• **Action item**: Continue the study summary on hearing loss and socioeconomic position in adults aged 50-89, picking up after its final sentence.

• **Text for analysis**:
[Start of Attachment]

PRIMARY AND SECONDARY OUTCOME MEASURES:
HL defined as >35 dBHL at 3.0 kHz (better-hearing ear). Those with HL were further subdivided into two categories depending on the number of tones heard at 3.0 kHz.
HL was identified in 32.1% of men and 22.3% of women aged 50-89. Those in a lower SEP were up to two times more likely to have HL; the adjusted odds of HL were higher for those with no qualifications versus those with a degree/higher education (men: OR 1.87, 95%CI 1.47 to 2.38, women: OR 1.53, 95%CI 1.21 to 1.95), those in routine/manual occupations versus those in managerial/professional occupations (men: OR 1.92, 95%CI 1.43 to 2.63, women: OR 1.25, 95%CI 1.03 to 1.54), and those in the lowest versus the highest income and wealth quintiles (men: OR 1.62, 95%CI 1.08 to 2.44, women: OR 1.36, 95%CI 0.85 to 2.16, and men: OR1.72, 95%CI 1.26 to 2.35, women: OR 1.88, 95%CI 1.37 to 2.58, respectively). All regression models showed that socioeconomic and the modifiable lifestyle factors were strongly associated with HL after controlling for age and gender.

[End of Attachment]

• **Excerpted data**:
[Start of Attachment]

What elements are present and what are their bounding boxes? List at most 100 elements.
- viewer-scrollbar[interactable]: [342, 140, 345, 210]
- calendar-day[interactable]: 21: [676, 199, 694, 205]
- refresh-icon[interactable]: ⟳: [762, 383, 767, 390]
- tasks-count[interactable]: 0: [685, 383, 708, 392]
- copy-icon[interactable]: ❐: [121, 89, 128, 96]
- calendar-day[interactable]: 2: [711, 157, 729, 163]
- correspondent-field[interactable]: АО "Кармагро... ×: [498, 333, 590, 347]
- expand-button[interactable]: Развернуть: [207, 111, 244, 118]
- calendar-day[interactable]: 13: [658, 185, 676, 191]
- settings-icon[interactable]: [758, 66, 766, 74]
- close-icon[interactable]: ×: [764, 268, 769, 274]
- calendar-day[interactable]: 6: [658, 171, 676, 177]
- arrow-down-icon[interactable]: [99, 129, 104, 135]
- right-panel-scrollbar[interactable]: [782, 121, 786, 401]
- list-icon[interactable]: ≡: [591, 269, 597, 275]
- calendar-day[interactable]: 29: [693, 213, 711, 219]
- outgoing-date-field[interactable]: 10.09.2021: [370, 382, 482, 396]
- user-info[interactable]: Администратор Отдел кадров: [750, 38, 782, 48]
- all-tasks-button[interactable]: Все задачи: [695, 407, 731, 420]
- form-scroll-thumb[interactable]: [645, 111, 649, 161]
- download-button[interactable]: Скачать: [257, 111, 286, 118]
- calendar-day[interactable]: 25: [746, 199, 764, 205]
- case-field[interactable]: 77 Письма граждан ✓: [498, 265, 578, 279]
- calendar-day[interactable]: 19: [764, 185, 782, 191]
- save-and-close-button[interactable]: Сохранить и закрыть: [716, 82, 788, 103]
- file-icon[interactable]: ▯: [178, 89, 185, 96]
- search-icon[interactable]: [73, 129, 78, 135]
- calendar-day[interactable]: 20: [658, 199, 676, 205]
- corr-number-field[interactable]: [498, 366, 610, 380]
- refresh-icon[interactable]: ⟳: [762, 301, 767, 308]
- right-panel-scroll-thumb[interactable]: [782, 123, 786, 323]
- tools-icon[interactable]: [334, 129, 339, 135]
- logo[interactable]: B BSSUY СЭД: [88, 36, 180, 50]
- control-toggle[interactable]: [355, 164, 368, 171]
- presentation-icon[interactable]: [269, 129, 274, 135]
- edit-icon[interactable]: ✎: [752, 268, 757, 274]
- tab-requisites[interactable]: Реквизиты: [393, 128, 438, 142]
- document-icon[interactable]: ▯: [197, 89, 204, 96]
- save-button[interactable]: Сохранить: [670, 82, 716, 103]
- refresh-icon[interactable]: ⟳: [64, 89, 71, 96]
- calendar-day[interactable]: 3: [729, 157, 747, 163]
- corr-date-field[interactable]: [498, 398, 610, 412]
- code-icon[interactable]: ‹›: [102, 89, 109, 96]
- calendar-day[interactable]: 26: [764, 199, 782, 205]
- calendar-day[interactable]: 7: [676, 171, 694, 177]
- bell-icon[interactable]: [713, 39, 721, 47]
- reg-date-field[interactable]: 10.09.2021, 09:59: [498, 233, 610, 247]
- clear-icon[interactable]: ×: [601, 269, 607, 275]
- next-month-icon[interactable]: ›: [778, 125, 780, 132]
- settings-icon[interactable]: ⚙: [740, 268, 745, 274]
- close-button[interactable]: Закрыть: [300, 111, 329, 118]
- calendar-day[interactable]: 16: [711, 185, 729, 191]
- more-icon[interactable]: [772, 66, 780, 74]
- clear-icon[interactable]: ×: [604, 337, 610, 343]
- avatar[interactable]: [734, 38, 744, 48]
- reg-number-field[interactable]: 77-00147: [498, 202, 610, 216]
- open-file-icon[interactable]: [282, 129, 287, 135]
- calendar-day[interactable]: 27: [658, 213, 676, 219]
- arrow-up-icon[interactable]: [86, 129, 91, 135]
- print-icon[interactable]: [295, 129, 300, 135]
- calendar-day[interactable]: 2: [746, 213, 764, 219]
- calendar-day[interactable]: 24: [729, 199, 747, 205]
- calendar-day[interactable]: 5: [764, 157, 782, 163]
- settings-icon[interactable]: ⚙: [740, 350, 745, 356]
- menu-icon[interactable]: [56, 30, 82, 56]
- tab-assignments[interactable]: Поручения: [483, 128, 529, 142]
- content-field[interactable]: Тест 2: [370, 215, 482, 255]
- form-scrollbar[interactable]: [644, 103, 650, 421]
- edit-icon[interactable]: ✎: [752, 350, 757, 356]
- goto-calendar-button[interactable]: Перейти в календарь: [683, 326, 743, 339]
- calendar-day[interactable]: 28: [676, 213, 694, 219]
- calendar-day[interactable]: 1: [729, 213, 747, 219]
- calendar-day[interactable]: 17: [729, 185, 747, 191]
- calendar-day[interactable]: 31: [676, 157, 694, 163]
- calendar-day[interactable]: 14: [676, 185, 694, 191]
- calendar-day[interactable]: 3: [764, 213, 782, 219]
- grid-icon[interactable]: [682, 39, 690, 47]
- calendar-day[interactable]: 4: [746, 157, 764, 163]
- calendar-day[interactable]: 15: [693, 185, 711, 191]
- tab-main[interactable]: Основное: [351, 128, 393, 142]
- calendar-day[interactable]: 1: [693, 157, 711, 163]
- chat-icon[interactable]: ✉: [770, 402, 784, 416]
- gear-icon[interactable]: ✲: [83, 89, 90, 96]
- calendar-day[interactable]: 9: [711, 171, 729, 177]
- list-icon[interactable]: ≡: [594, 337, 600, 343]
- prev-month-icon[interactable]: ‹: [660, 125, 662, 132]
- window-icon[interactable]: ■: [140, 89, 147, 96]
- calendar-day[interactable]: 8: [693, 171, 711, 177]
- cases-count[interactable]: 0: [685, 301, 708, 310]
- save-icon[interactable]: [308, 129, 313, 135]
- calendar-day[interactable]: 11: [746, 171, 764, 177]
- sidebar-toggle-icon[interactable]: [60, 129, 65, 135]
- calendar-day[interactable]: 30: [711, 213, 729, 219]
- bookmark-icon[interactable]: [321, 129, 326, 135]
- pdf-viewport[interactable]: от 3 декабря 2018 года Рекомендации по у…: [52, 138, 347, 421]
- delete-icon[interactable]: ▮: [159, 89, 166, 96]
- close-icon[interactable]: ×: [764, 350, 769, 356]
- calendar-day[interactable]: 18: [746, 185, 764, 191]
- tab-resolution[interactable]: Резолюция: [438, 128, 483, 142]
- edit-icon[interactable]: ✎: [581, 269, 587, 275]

[End of Attachment]

• **Answer section**:
Socioeconomic and lifestyle factors are associated with HL among older adults as strongly as core demographic risk factors, such as age and gender. Socioeconomic inequalities and modifiable lifestyle behaviours need to be targeted by the health policy strategies, as an important step in designing interventions for individuals that face hearing health inequalities.